- **Task goal**: Filter these entries so that only lines with the word "MIMO" remain.

- **Records shown**:
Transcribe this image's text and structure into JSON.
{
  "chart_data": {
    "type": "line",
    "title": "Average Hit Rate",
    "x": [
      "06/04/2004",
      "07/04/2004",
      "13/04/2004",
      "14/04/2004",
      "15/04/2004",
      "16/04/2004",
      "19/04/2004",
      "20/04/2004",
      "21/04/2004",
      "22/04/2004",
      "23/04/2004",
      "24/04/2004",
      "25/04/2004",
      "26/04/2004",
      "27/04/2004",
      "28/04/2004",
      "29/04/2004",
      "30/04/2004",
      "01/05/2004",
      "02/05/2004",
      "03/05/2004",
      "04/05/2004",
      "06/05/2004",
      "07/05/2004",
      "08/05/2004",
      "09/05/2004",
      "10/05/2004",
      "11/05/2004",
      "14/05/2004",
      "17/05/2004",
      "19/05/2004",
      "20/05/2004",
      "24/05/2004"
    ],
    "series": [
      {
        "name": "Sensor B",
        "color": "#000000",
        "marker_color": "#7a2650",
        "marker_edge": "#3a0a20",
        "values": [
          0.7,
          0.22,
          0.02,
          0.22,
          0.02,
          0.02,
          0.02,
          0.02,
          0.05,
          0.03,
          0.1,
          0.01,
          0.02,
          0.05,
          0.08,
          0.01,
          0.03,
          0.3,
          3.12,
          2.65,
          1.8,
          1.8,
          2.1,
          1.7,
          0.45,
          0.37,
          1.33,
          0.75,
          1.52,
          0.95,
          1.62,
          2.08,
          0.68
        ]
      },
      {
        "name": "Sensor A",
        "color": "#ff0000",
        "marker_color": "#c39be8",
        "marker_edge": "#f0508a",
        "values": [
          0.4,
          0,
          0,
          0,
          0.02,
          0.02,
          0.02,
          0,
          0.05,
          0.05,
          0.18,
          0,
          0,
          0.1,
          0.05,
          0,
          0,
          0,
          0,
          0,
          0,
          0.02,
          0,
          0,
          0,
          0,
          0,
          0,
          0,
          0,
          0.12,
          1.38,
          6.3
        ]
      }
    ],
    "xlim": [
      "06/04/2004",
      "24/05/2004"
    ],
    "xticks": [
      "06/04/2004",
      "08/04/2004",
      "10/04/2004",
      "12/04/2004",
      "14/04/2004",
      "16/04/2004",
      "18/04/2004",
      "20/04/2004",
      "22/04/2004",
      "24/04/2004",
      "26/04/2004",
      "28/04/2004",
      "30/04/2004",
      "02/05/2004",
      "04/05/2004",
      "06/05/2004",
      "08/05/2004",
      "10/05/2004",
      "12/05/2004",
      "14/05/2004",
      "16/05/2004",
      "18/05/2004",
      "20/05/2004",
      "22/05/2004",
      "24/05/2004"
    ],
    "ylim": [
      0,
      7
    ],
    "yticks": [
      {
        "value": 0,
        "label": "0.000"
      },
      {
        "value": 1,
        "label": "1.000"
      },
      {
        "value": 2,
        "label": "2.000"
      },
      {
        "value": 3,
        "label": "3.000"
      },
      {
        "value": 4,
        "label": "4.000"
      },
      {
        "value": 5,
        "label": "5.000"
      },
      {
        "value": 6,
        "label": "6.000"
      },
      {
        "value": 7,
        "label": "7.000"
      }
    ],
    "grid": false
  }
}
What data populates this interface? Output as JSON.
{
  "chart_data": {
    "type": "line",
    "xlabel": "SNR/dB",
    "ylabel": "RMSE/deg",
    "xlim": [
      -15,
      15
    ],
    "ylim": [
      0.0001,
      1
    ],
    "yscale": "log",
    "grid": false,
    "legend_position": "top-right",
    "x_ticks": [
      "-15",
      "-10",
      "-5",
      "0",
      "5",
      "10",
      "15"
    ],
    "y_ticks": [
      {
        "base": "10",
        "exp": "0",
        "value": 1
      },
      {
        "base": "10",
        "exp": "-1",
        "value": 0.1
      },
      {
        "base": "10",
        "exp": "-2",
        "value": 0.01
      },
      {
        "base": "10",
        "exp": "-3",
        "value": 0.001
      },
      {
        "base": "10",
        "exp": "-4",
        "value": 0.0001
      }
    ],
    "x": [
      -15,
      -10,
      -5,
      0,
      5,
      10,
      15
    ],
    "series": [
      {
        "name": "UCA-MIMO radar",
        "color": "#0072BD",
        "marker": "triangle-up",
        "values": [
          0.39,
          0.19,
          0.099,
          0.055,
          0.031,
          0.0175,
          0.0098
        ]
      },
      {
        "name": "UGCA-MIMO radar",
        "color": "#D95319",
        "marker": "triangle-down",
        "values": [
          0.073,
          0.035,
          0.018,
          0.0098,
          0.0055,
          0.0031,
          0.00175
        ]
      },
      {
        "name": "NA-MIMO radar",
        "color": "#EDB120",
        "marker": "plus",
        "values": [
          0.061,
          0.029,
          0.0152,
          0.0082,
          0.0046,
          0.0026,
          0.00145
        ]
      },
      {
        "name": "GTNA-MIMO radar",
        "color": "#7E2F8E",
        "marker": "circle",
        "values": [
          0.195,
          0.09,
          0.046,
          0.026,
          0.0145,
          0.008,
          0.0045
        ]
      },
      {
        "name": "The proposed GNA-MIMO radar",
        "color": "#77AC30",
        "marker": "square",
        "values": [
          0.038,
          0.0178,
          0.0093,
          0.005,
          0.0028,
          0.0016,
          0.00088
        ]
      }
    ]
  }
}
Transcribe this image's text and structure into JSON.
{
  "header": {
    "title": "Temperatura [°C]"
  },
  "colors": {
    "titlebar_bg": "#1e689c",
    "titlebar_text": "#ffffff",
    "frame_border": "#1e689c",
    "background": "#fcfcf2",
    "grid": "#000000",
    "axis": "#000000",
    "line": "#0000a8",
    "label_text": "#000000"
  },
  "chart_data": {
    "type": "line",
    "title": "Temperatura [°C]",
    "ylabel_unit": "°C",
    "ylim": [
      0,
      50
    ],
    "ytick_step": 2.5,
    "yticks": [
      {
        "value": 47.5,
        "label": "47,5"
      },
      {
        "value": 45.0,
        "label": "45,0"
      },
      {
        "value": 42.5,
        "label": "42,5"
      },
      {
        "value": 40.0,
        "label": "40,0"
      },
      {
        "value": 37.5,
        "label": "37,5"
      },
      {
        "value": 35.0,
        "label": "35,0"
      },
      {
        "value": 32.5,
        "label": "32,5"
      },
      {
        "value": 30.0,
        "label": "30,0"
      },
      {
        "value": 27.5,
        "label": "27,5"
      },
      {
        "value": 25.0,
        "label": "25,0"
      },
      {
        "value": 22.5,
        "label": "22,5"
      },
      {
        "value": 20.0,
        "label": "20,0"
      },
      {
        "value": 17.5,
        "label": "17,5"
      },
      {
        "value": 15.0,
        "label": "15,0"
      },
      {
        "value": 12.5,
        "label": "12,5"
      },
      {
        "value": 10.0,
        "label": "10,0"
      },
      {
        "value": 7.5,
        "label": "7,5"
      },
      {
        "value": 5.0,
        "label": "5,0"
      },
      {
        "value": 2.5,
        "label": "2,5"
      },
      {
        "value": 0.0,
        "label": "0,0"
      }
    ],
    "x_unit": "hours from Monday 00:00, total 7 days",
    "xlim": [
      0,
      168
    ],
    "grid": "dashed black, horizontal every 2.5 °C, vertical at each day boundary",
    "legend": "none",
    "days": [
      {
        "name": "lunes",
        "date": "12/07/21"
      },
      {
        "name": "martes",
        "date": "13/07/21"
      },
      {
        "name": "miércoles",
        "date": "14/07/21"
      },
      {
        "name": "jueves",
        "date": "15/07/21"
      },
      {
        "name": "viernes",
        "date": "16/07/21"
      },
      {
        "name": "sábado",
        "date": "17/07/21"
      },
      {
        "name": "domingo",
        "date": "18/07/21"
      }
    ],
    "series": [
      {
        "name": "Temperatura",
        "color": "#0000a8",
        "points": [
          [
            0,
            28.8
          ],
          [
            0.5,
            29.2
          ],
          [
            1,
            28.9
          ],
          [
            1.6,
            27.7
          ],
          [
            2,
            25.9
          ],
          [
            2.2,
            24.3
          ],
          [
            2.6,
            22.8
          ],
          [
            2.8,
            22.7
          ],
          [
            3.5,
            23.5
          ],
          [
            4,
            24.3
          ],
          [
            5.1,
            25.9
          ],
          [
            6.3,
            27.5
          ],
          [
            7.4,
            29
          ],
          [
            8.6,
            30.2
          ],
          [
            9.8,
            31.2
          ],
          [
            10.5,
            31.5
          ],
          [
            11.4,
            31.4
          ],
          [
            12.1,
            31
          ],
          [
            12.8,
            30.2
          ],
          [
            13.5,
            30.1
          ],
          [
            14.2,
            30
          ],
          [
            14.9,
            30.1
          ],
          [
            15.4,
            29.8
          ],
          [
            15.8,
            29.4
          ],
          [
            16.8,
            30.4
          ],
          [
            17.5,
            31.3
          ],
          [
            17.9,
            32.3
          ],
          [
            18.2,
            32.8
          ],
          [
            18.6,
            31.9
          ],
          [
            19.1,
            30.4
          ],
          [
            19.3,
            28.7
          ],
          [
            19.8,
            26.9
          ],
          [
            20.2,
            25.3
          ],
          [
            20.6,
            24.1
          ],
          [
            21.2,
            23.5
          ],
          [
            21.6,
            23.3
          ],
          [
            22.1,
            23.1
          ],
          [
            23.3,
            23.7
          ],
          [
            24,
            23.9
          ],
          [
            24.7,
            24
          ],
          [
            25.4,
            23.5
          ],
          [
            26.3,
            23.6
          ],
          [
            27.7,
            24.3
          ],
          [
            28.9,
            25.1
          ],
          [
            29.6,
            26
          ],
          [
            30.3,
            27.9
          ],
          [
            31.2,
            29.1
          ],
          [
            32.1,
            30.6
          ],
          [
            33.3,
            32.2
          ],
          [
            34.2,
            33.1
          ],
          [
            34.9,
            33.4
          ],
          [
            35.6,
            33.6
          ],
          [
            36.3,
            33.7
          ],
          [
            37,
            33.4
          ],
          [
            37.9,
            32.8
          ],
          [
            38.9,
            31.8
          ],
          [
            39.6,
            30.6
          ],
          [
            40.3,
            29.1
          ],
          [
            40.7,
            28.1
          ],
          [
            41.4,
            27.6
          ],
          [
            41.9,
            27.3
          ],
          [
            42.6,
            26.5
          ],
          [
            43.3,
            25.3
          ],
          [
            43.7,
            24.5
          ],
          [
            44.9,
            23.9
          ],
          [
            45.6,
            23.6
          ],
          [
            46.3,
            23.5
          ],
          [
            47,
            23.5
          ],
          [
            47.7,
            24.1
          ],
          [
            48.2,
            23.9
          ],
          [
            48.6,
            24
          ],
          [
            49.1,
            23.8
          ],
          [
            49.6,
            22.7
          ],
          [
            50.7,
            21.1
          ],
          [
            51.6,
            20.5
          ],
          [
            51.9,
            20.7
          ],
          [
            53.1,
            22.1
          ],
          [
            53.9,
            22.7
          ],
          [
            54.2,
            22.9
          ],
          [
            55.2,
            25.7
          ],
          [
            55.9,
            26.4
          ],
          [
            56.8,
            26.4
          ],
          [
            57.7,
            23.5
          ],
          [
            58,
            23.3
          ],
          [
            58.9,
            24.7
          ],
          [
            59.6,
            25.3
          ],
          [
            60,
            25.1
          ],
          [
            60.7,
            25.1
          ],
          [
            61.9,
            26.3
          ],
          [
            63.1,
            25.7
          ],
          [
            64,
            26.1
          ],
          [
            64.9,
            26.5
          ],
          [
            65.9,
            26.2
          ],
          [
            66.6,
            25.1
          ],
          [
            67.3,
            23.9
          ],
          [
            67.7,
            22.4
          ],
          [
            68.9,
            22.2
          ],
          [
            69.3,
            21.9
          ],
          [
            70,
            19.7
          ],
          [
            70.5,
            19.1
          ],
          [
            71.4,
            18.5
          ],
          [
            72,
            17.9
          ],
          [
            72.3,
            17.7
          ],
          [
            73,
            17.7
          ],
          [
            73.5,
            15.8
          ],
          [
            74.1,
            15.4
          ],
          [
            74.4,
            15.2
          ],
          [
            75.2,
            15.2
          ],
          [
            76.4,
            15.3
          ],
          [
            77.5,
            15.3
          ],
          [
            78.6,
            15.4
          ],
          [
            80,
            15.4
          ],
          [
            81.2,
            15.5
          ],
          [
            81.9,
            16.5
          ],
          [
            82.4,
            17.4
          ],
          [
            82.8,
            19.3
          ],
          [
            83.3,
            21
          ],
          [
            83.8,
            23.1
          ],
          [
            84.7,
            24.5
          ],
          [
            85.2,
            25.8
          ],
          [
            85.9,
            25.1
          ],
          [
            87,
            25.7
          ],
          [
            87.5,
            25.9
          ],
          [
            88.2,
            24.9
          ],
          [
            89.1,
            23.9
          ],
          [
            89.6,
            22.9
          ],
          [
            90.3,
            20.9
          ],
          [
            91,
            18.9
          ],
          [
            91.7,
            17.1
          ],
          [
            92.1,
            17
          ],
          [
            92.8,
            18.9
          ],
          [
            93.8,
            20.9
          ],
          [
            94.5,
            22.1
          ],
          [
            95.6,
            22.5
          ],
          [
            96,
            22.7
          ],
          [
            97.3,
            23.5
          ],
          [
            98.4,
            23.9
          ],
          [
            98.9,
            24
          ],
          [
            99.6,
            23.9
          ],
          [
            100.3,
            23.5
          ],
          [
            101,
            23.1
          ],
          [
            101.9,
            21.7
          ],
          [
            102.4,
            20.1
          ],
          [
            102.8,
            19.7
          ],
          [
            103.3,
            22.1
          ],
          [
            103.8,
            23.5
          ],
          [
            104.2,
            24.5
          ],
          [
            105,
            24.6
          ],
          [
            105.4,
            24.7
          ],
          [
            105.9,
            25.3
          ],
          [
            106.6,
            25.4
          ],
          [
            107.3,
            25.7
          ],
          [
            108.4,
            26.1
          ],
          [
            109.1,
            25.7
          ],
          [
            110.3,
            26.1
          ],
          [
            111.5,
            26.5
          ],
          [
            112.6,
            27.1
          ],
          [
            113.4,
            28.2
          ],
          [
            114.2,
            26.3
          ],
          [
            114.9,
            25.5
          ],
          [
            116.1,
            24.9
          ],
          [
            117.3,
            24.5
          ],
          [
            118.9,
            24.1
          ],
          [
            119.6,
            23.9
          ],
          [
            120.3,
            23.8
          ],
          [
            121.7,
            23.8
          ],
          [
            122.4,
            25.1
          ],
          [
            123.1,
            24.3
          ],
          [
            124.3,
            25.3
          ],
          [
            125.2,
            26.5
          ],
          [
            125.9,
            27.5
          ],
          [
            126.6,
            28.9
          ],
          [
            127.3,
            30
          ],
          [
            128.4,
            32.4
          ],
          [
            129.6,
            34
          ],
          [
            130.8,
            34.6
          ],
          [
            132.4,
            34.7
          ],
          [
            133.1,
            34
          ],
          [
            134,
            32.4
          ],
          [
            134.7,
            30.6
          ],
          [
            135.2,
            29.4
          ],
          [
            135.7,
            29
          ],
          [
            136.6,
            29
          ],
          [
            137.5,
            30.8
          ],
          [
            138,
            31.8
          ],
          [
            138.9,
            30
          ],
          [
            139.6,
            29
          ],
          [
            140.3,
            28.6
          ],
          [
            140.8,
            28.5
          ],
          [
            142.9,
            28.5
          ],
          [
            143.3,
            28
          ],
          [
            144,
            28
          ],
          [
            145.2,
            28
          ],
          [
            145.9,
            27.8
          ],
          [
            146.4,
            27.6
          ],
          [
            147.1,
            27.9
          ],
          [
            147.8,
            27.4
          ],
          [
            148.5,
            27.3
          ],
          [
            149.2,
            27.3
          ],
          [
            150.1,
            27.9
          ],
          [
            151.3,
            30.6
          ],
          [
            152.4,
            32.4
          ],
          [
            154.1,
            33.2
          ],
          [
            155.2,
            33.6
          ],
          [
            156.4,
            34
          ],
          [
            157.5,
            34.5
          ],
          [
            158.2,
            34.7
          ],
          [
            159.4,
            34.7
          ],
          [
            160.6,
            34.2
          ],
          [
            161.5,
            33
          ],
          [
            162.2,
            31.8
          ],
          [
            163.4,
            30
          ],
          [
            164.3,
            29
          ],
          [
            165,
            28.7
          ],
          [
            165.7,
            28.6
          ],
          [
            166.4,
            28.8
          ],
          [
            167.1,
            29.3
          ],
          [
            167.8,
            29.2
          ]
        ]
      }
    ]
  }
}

- **Task result**:
        "name": "UCA-MIMO radar",
        "name": "UGCA-MIMO radar",
        "name": "NA-MIMO radar",
        "name": "GTNA-MIMO radar",
        "name": "The proposed GNA-MIMO radar",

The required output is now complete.